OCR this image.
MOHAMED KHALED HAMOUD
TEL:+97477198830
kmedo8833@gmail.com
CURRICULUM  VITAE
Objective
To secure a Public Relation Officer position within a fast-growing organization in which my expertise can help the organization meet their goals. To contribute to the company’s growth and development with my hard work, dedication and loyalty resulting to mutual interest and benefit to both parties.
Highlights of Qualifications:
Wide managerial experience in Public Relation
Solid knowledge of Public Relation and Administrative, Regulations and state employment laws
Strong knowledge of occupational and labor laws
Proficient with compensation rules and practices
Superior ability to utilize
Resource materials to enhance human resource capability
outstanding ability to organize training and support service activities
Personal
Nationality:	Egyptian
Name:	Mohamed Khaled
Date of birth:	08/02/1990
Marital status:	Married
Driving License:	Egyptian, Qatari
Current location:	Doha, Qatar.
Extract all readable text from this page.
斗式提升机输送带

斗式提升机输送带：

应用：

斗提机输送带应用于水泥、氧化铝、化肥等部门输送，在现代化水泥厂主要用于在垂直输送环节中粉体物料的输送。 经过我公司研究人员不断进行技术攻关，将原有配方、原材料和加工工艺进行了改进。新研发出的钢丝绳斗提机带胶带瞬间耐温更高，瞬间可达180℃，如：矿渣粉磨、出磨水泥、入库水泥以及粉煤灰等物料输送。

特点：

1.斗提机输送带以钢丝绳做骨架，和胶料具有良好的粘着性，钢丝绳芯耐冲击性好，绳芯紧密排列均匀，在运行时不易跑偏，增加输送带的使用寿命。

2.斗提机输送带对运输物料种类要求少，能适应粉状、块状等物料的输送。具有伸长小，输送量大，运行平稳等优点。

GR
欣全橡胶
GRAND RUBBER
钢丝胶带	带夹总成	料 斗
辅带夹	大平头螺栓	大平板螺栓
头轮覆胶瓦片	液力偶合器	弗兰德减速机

------------------------------

> SHORT PROBLEM: Return all of the data precisely as it appears.

> FINAL RESULT:
OCR this image.
MOHAMED KHALED HAMOUD
TEL:+97477198830
kmedo8833@gmail.com
CURRICULUM  VITAE
Objective
To secure a Public Relation Officer position within a fast-growing organization in which my expertise can help the organization meet their goals. To contribute to the company’s growth and development with my hard work, dedication and loyalty resulting to mutual interest and benefit to both parties.
Highlights of Qualifications:
Wide managerial experience in Public Relation
Solid knowledge of Public Relation and Administrative, Regulations and state employment laws
Strong knowledge of occupational and labor laws
Proficient with compensation rules and practices
Superior ability to utilize
Resource materials to enhance human resource capability
outstanding ability to organize training and support service activities
Personal
Nationality:	Egyptian
Name:	Mohamed Khaled
Date of birth:	08/02/1990
Marital status:	Married
Driving License:	Egyptian, Qatari
Current location:	Doha, Qatar.
Extract all readable text from this page.
斗式提升机输送带

斗式提升机输送带：

应用：

斗提机输送带应用于水泥、氧化铝、化肥等部门输送，在现代化水泥厂主要用于在垂直输送环节中粉体物料的输送。 经过我公司研究人员不断进行技术攻关，将原有配方、原材料和加工工艺进行了改进。新研发出的钢丝绳斗提机带胶带瞬间耐温更高，瞬间可达180℃，如：矿渣粉磨、出磨水泥、入库水泥以及粉煤灰等物料输送。

特点：

1.斗提机输送带以钢丝绳做骨架，和胶料具有良好的粘着性，钢丝绳芯耐冲击性好，绳芯紧密排列均匀，在运行时不易跑偏，增加输送带的使用寿命。

2.斗提机输送带对运输物料种类要求少，能适应粉状、块状等物料的输送。具有伸长小，输送量大，运行平稳等优点。

GR
欣全橡胶
GRAND RUBBER
钢丝胶带	带夹总成	料 斗
辅带夹	大平头螺栓	大平板螺栓
头轮覆胶瓦片	液力偶合器	弗兰德减速机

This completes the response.